* Begin Supplied entries *

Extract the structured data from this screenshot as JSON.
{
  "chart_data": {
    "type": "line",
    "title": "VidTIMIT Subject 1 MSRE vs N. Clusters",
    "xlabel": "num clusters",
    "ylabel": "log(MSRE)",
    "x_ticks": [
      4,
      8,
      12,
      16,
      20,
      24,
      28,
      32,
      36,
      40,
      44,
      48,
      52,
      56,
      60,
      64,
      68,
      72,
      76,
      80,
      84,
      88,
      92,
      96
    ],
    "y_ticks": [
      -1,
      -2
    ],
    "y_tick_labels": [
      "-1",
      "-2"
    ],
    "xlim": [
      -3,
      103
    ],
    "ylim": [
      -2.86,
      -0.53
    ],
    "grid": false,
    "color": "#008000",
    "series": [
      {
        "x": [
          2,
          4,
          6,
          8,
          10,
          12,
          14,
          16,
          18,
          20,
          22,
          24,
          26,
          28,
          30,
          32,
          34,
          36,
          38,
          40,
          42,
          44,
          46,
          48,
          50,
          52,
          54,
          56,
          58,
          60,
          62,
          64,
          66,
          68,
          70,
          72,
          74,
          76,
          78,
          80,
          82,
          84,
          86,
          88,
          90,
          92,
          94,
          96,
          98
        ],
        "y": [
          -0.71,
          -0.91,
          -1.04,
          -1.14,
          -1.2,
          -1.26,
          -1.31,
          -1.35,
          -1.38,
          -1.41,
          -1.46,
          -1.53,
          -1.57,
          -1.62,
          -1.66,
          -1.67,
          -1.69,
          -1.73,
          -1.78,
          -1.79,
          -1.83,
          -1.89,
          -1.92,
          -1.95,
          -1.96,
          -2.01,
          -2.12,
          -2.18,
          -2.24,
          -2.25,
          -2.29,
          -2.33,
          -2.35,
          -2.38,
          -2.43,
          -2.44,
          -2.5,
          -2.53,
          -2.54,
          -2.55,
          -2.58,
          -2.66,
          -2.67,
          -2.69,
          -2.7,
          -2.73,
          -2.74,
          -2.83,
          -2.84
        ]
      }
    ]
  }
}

* End Supplied entries *

_Task_. Every entry should be printed again exactly as written.

_Written answer_.
Extract the structured data from this screenshot as JSON.
{
  "chart_data": {
    "type": "line",
    "title": "VidTIMIT Subject 1 MSRE vs N. Clusters",
    "xlabel": "num clusters",
    "ylabel": "log(MSRE)",
    "x_ticks": [
      4,
      8,
      12,
      16,
      20,
      24,
      28,
      32,
      36,
      40,
      44,
      48,
      52,
      56,
      60,
      64,
      68,
      72,
      76,
      80,
      84,
      88,
      92,
      96
    ],
    "y_ticks": [
      -1,
      -2
    ],
    "y_tick_labels": [
      "-1",
      "-2"
    ],
    "xlim": [
      -3,
      103
    ],
    "ylim": [
      -2.86,
      -0.53
    ],
    "grid": false,
    "color": "#008000",
    "series": [
      {
        "x": [
          2,
          4,
          6,
          8,
          10,
          12,
          14,
          16,
          18,
          20,
          22,
          24,
          26,
          28,
          30,
          32,
          34,
          36,
          38,
          40,
          42,
          44,
          46,
          48,
          50,
          52,
          54,
          56,
          58,
          60,
          62,
          64,
          66,
          68,
          70,
          72,
          74,
          76,
          78,
          80,
          82,
          84,
          86,
          88,
          90,
          92,
          94,
          96,
          98
        ],
        "y": [
          -0.71,
          -0.91,
          -1.04,
          -1.14,
          -1.2,
          -1.26,
          -1.31,
          -1.35,
          -1.38,
          -1.41,
          -1.46,
          -1.53,
          -1.57,
          -1.62,
          -1.66,
          -1.67,
          -1.69,
          -1.73,
          -1.78,
          -1.79,
          -1.83,
          -1.89,
          -1.92,
          -1.95,
          -1.96,
          -2.01,
          -2.12,
          -2.18,
          -2.24,
          -2.25,
          -2.29,
          -2.33,
          -2.35,
          -2.38,
          -2.43,
          -2.44,
          -2.5,
          -2.53,
          -2.54,
          -2.55,
          -2.58,
          -2.66,
          -2.67,
          -2.69,
          -2.7,
          -2.73,
          -2.74,
          -2.83,
          -2.84
        ]
      }
    ]
  }
}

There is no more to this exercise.